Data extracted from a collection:
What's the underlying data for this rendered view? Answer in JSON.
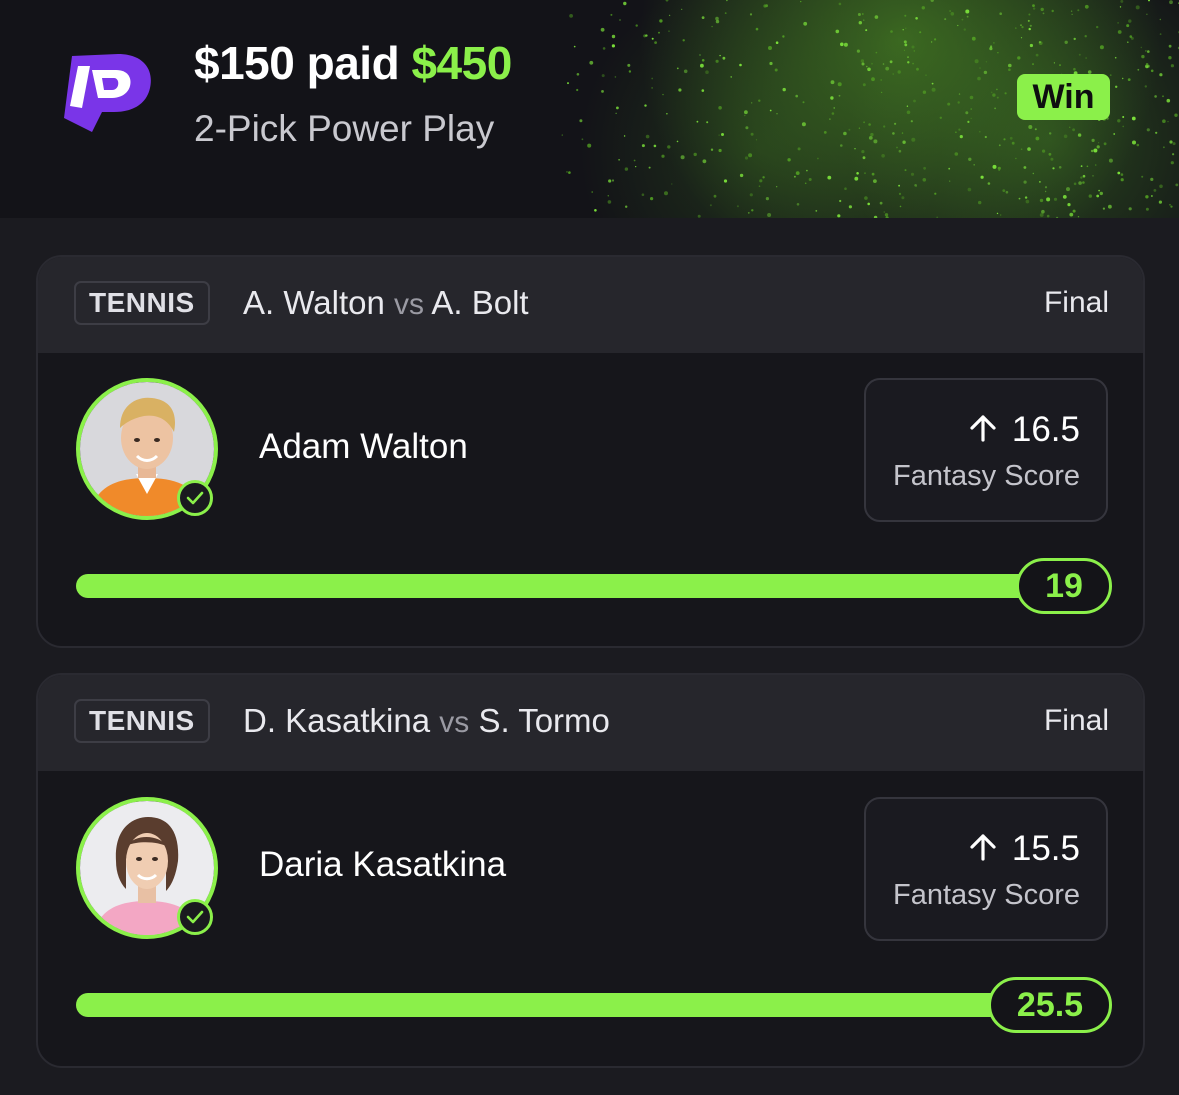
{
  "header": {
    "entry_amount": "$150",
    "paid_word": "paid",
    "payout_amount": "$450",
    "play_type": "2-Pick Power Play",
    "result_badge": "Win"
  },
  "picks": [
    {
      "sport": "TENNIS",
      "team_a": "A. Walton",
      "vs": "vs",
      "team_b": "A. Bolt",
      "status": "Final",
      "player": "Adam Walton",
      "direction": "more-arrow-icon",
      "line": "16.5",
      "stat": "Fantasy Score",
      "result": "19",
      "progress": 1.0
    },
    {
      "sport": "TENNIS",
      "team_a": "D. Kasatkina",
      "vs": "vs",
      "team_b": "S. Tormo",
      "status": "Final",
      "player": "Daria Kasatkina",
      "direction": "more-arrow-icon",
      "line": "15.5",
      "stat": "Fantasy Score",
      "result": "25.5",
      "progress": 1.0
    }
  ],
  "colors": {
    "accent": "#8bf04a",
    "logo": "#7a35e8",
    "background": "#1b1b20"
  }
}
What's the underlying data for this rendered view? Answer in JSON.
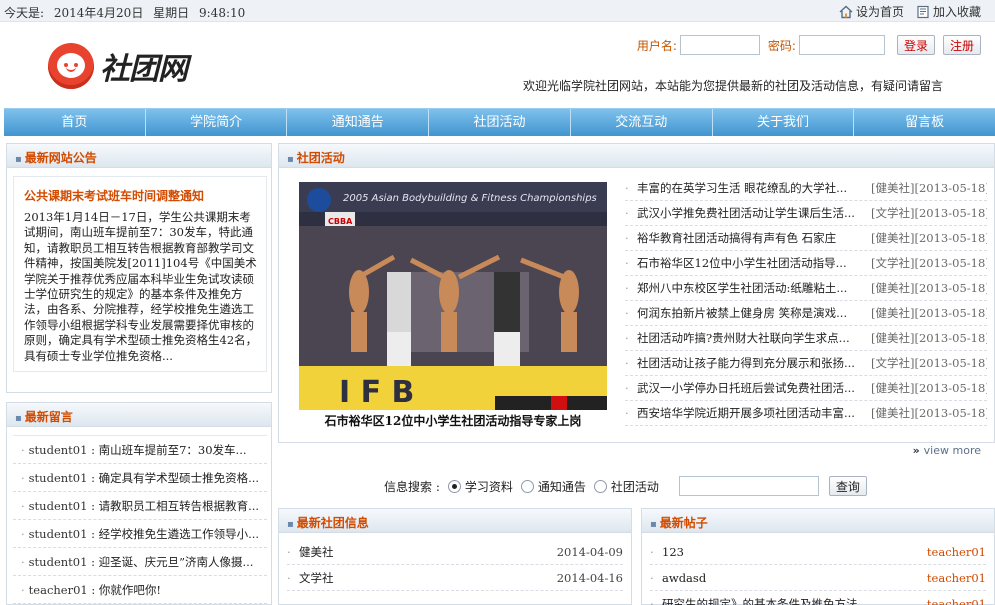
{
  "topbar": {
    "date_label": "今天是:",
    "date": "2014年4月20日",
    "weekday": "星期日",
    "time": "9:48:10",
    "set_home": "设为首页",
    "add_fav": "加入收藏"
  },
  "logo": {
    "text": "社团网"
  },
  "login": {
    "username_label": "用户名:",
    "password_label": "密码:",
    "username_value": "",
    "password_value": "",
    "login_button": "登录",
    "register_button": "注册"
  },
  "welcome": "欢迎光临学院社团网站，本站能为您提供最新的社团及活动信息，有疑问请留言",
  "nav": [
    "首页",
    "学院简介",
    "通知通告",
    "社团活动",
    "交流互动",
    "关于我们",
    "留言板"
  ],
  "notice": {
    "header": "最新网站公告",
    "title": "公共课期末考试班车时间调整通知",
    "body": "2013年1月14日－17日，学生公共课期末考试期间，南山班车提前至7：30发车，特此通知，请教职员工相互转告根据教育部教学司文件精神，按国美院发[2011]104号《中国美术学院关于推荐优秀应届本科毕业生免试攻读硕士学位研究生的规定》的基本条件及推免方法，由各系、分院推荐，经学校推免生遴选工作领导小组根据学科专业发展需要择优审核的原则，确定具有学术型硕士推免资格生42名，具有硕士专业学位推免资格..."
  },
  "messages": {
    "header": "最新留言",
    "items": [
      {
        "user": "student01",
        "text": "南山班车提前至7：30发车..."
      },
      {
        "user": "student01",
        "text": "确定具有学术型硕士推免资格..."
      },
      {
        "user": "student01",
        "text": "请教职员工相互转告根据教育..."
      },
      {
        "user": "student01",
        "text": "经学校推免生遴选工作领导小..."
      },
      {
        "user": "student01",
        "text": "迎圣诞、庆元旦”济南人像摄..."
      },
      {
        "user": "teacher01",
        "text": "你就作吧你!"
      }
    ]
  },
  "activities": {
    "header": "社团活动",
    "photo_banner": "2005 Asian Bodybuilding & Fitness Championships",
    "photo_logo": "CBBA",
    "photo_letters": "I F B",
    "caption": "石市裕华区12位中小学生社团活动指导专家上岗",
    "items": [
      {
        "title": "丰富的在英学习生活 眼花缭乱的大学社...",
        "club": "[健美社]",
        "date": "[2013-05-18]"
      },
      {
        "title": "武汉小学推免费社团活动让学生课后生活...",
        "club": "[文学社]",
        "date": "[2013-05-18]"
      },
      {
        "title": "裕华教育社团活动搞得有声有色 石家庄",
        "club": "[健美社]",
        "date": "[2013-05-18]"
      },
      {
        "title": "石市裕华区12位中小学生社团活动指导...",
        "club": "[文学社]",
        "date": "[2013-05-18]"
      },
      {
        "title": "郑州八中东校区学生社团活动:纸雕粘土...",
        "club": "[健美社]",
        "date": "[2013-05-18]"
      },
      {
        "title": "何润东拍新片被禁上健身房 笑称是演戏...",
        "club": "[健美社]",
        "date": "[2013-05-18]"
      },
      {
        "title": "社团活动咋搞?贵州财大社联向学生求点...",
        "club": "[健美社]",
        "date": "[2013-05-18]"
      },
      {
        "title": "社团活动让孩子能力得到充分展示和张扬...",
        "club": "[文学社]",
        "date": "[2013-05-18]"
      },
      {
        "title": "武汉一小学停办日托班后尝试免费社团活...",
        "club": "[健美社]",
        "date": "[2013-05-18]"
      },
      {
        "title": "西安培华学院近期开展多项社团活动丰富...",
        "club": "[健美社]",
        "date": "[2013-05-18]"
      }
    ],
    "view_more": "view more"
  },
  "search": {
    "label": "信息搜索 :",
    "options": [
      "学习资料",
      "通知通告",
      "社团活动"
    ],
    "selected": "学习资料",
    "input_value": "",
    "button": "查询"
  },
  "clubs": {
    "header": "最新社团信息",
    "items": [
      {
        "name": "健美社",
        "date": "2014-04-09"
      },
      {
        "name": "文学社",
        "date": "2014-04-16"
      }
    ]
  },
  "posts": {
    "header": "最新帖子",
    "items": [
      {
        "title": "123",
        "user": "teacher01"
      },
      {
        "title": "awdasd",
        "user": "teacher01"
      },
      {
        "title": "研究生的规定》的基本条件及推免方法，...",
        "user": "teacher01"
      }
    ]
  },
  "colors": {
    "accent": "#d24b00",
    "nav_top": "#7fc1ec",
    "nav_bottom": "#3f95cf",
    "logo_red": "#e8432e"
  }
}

• **What you need to do**: Give all the entries again exactly, dropping each picture.

• **Exercise response**:
What's the underlying data for this rendered view? Answer in JSON.
{
  "header": {
    "entry_amount": "$150",
    "paid_word": "paid",
    "payout_amount": "$450",
    "play_type": "2-Pick Power Play",
    "result_badge": "Win"
  },
  "picks": [
    {
      "sport": "TENNIS",
      "team_a": "A. Walton",
      "vs": "vs",
      "team_b": "A. Bolt",
      "status": "Final",
      "player": "Adam Walton",
      "direction": "more-arrow-icon",
      "line": "16.5",
      "stat": "Fantasy Score",
      "result": "19",
      "progress": 1.0
    },
    {
      "sport": "TENNIS",
      "team_a": "D. Kasatkina",
      "vs": "vs",
      "team_b": "S. Tormo",
      "status": "Final",
      "player": "Daria Kasatkina",
      "direction": "more-arrow-icon",
      "line": "15.5",
      "stat": "Fantasy Score",
      "result": "25.5",
      "progress": 1.0
    }
  ],
  "colors": {
    "accent": "#8bf04a",
    "logo": "#7a35e8",
    "background": "#1b1b20"
  }
}
What's the underlying data for this rendered view? Answer in JSON.
{
  "topbar": {
    "date_label": "今天是:",
    "date": "2014年4月20日",
    "weekday": "星期日",
    "time": "9:48:10",
    "set_home": "设为首页",
    "add_fav": "加入收藏"
  },
  "logo": {
    "text": "社团网"
  },
  "login": {
    "username_label": "用户名:",
    "password_label": "密码:",
    "username_value": "",
    "password_value": "",
    "login_button": "登录",
    "register_button": "注册"
  },
  "welcome": "欢迎光临学院社团网站，本站能为您提供最新的社团及活动信息，有疑问请留言",
  "nav": [
    "首页",
    "学院简介",
    "通知通告",
    "社团活动",
    "交流互动",
    "关于我们",
    "留言板"
  ],
  "notice": {
    "header": "最新网站公告",
    "title": "公共课期末考试班车时间调整通知",
    "body": "2013年1月14日－17日，学生公共课期末考试期间，南山班车提前至7：30发车，特此通知，请教职员工相互转告根据教育部教学司文件精神，按国美院发[2011]104号《中国美术学院关于推荐优秀应届本科毕业生免试攻读硕士学位研究生的规定》的基本条件及推免方法，由各系、分院推荐，经学校推免生遴选工作领导小组根据学科专业发展需要择优审核的原则，确定具有学术型硕士推免资格生42名，具有硕士专业学位推免资格..."
  },
  "messages": {
    "header": "最新留言",
    "items": [
      {
        "user": "student01",
        "text": "南山班车提前至7：30发车..."
      },
      {
        "user": "student01",
        "text": "确定具有学术型硕士推免资格..."
      },
      {
        "user": "student01",
        "text": "请教职员工相互转告根据教育..."
      },
      {
        "user": "student01",
        "text": "经学校推免生遴选工作领导小..."
      },
      {
        "user": "student01",
        "text": "迎圣诞、庆元旦”济南人像摄..."
      },
      {
        "user": "teacher01",
        "text": "你就作吧你!"
      }
    ]
  },
  "activities": {
    "header": "社团活动",
    "photo_banner": "2005 Asian Bodybuilding & Fitness Championships",
    "photo_logo": "CBBA",
    "photo_letters": "I F B",
    "caption": "石市裕华区12位中小学生社团活动指导专家上岗",
    "items": [
      {
        "title": "丰富的在英学习生活 眼花缭乱的大学社...",
        "club": "[健美社]",
        "date": "[2013-05-18]"
      },
      {
        "title": "武汉小学推免费社团活动让学生课后生活...",
        "club": "[文学社]",
        "date": "[2013-05-18]"
      },
      {
        "title": "裕华教育社团活动搞得有声有色 石家庄",
        "club": "[健美社]",
        "date": "[2013-05-18]"
      },
      {
        "title": "石市裕华区12位中小学生社团活动指导...",
        "club": "[文学社]",
        "date": "[2013-05-18]"
      },
      {
        "title": "郑州八中东校区学生社团活动:纸雕粘土...",
        "club": "[健美社]",
        "date": "[2013-05-18]"
      },
      {
        "title": "何润东拍新片被禁上健身房 笑称是演戏...",
        "club": "[健美社]",
        "date": "[2013-05-18]"
      },
      {
        "title": "社团活动咋搞?贵州财大社联向学生求点...",
        "club": "[健美社]",
        "date": "[2013-05-18]"
      },
      {
        "title": "社团活动让孩子能力得到充分展示和张扬...",
        "club": "[文学社]",
        "date": "[2013-05-18]"
      },
      {
        "title": "武汉一小学停办日托班后尝试免费社团活...",
        "club": "[健美社]",
        "date": "[2013-05-18]"
      },
      {
        "title": "西安培华学院近期开展多项社团活动丰富...",
        "club": "[健美社]",
        "date": "[2013-05-18]"
      }
    ],
    "view_more": "view more"
  },
  "search": {
    "label": "信息搜索 :",
    "options": [
      "学习资料",
      "通知通告",
      "社团活动"
    ],
    "selected": "学习资料",
    "input_value": "",
    "button": "查询"
  },
  "clubs": {
    "header": "最新社团信息",
    "items": [
      {
        "name": "健美社",
        "date": "2014-04-09"
      },
      {
        "name": "文学社",
        "date": "2014-04-16"
      }
    ]
  },
  "posts": {
    "header": "最新帖子",
    "items": [
      {
        "title": "123",
        "user": "teacher01"
      },
      {
        "title": "awdasd",
        "user": "teacher01"
      },
      {
        "title": "研究生的规定》的基本条件及推免方法，...",
        "user": "teacher01"
      }
    ]
  },
  "colors": {
    "accent": "#d24b00",
    "nav_top": "#7fc1ec",
    "nav_bottom": "#3f95cf",
    "logo_red": "#e8432e"
  }
}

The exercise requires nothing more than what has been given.